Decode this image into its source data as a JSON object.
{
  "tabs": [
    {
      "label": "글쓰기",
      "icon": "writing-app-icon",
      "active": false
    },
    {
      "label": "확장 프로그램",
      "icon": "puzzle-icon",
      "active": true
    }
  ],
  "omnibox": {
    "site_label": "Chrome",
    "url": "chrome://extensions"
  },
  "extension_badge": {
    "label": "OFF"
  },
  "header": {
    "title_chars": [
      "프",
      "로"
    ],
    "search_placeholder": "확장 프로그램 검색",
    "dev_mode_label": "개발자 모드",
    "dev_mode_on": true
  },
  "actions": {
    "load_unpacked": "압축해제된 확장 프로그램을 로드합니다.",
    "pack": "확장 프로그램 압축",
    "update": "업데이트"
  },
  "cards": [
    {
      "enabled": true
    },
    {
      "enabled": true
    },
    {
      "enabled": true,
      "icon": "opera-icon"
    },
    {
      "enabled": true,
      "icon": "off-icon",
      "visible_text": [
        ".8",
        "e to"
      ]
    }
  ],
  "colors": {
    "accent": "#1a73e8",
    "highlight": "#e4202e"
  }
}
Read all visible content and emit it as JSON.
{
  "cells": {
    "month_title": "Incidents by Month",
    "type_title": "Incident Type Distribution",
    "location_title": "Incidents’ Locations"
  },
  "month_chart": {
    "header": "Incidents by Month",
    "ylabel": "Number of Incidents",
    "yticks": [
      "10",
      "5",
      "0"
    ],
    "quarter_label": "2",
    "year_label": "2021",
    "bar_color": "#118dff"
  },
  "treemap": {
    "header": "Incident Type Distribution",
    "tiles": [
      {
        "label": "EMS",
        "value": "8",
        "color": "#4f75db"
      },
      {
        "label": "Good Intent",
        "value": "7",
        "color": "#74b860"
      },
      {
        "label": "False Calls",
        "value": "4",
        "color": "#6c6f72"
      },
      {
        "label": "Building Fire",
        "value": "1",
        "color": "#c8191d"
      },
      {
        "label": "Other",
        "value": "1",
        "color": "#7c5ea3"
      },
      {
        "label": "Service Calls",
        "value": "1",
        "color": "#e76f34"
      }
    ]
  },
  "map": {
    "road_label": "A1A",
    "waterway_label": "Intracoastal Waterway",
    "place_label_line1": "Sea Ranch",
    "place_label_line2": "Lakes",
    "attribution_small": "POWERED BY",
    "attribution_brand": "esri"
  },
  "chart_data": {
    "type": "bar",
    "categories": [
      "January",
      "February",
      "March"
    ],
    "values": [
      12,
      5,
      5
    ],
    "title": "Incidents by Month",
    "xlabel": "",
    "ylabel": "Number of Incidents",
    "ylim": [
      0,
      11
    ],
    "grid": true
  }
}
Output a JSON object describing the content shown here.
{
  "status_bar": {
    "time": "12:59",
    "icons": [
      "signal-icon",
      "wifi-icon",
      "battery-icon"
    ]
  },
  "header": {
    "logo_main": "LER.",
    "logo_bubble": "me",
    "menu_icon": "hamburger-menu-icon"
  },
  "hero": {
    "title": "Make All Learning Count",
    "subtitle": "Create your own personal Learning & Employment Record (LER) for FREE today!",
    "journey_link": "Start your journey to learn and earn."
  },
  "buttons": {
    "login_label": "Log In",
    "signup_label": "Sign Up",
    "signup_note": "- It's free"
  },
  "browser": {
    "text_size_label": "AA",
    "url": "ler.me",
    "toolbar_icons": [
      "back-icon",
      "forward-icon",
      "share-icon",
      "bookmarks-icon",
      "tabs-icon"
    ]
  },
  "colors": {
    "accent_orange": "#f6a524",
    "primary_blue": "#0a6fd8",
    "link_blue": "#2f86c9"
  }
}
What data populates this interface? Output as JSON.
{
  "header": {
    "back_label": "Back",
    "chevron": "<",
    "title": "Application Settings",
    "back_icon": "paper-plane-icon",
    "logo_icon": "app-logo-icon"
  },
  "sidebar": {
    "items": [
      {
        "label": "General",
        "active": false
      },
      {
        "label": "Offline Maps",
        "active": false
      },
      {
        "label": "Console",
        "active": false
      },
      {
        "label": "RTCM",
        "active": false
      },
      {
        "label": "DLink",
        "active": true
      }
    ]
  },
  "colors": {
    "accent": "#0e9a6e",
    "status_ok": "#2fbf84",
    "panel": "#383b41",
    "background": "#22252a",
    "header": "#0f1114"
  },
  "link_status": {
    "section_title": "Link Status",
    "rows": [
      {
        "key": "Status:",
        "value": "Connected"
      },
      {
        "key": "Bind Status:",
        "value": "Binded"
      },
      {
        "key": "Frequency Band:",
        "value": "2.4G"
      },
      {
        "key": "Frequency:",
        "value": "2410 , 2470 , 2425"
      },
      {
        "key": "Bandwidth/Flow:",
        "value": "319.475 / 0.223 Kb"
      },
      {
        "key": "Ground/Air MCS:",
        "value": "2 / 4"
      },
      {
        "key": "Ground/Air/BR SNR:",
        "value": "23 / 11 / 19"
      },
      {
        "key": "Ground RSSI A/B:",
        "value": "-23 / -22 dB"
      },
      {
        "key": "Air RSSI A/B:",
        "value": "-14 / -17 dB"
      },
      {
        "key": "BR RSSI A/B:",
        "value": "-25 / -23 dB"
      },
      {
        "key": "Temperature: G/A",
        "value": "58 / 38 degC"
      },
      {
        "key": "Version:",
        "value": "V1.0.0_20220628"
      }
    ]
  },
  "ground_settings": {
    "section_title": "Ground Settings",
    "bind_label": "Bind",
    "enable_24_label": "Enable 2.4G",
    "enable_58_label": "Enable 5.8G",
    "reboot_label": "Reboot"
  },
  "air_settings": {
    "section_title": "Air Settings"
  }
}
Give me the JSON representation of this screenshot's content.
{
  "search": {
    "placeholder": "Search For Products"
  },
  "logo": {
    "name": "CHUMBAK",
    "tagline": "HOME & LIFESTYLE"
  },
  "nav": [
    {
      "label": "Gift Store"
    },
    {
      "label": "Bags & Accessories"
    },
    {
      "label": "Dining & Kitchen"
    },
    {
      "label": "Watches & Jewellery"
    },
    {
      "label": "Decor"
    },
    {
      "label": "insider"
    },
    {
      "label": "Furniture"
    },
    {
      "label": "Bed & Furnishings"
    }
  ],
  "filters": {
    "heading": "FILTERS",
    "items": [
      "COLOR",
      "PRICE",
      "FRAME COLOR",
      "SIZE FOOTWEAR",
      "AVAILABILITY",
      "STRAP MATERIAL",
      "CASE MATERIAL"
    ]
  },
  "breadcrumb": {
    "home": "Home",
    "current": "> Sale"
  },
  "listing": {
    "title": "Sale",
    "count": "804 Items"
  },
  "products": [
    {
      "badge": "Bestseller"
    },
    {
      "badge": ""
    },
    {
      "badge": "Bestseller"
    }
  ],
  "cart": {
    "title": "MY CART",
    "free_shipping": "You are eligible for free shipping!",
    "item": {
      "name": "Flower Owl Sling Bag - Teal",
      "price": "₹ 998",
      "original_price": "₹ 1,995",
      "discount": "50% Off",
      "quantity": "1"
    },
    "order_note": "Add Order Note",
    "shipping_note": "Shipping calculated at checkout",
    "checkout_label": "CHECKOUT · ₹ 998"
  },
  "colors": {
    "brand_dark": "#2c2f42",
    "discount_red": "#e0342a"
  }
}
####################
GIVEN PROBLEM:
Lines holding the word "Incidents" in the entries above are the ones to pull out. Copy them all.

SOLUTION TO THIS TASK:
    "month_title": "Incidents by Month",
    "location_title": "Incidents’ Locations"
    "header": "Incidents by Month",
    "ylabel": "Number of Incidents",
    "title": "Incidents by Month",
    "ylabel": "Number of Incidents",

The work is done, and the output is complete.